● Instruction
Give back the entire listing verbatim.

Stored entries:
______

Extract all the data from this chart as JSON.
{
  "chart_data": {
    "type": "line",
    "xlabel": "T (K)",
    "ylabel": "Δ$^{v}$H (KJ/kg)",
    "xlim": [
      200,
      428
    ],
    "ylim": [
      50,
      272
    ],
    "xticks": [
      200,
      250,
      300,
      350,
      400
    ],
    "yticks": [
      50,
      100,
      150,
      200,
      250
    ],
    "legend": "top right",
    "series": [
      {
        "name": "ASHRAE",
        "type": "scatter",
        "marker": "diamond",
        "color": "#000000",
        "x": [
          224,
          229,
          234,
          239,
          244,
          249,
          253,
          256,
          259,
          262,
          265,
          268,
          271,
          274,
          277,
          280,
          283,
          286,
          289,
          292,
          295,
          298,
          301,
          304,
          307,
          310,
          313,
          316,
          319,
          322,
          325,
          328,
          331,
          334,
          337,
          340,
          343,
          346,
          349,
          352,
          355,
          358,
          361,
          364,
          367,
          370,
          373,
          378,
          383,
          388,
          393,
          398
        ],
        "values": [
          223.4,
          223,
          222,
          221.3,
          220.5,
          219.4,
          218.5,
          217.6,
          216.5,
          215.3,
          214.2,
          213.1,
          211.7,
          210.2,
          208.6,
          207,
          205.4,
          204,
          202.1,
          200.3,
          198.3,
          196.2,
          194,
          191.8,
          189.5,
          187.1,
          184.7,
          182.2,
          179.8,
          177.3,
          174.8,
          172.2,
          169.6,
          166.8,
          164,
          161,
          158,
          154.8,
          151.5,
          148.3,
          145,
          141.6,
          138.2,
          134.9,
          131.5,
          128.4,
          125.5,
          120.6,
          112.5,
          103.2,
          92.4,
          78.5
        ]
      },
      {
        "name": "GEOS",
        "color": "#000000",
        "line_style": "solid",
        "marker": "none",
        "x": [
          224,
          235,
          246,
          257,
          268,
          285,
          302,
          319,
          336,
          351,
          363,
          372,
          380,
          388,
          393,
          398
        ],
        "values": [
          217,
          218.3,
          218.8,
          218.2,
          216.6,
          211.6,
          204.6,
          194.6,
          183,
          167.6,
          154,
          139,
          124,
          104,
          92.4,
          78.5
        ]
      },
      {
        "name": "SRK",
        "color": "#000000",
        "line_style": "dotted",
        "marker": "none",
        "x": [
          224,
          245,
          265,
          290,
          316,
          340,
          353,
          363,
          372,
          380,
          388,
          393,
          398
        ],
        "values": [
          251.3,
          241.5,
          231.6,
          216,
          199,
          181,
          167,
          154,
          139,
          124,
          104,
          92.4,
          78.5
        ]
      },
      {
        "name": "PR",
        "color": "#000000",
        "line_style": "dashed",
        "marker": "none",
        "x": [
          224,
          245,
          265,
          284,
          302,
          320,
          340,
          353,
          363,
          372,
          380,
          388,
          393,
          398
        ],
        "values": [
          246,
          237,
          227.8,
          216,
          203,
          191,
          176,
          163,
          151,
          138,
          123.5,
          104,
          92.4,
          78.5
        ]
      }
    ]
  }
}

______

● Response
Extract all the data from this chart as JSON.
{
  "chart_data": {
    "type": "line",
    "xlabel": "T (K)",
    "ylabel": "Δ$^{v}$H (KJ/kg)",
    "xlim": [
      200,
      428
    ],
    "ylim": [
      50,
      272
    ],
    "xticks": [
      200,
      250,
      300,
      350,
      400
    ],
    "yticks": [
      50,
      100,
      150,
      200,
      250
    ],
    "legend": "top right",
    "series": [
      {
        "name": "ASHRAE",
        "type": "scatter",
        "marker": "diamond",
        "color": "#000000",
        "x": [
          224,
          229,
          234,
          239,
          244,
          249,
          253,
          256,
          259,
          262,
          265,
          268,
          271,
          274,
          277,
          280,
          283,
          286,
          289,
          292,
          295,
          298,
          301,
          304,
          307,
          310,
          313,
          316,
          319,
          322,
          325,
          328,
          331,
          334,
          337,
          340,
          343,
          346,
          349,
          352,
          355,
          358,
          361,
          364,
          367,
          370,
          373,
          378,
          383,
          388,
          393,
          398
        ],
        "values": [
          223.4,
          223,
          222,
          221.3,
          220.5,
          219.4,
          218.5,
          217.6,
          216.5,
          215.3,
          214.2,
          213.1,
          211.7,
          210.2,
          208.6,
          207,
          205.4,
          204,
          202.1,
          200.3,
          198.3,
          196.2,
          194,
          191.8,
          189.5,
          187.1,
          184.7,
          182.2,
          179.8,
          177.3,
          174.8,
          172.2,
          169.6,
          166.8,
          164,
          161,
          158,
          154.8,
          151.5,
          148.3,
          145,
          141.6,
          138.2,
          134.9,
          131.5,
          128.4,
          125.5,
          120.6,
          112.5,
          103.2,
          92.4,
          78.5
        ]
      },
      {
        "name": "GEOS",
        "color": "#000000",
        "line_style": "solid",
        "marker": "none",
        "x": [
          224,
          235,
          246,
          257,
          268,
          285,
          302,
          319,
          336,
          351,
          363,
          372,
          380,
          388,
          393,
          398
        ],
        "values": [
          217,
          218.3,
          218.8,
          218.2,
          216.6,
          211.6,
          204.6,
          194.6,
          183,
          167.6,
          154,
          139,
          124,
          104,
          92.4,
          78.5
        ]
      },
      {
        "name": "SRK",
        "color": "#000000",
        "line_style": "dotted",
        "marker": "none",
        "x": [
          224,
          245,
          265,
          290,
          316,
          340,
          353,
          363,
          372,
          380,
          388,
          393,
          398
        ],
        "values": [
          251.3,
          241.5,
          231.6,
          216,
          199,
          181,
          167,
          154,
          139,
          124,
          104,
          92.4,
          78.5
        ]
      },
      {
        "name": "PR",
        "color": "#000000",
        "line_style": "dashed",
        "marker": "none",
        "x": [
          224,
          245,
          265,
          284,
          302,
          320,
          340,
          353,
          363,
          372,
          380,
          388,
          393,
          398
        ],
        "values": [
          246,
          237,
          227.8,
          216,
          203,
          191,
          176,
          163,
          151,
          138,
          123.5,
          104,
          92.4,
          78.5
        ]
      }
    ]
  }
}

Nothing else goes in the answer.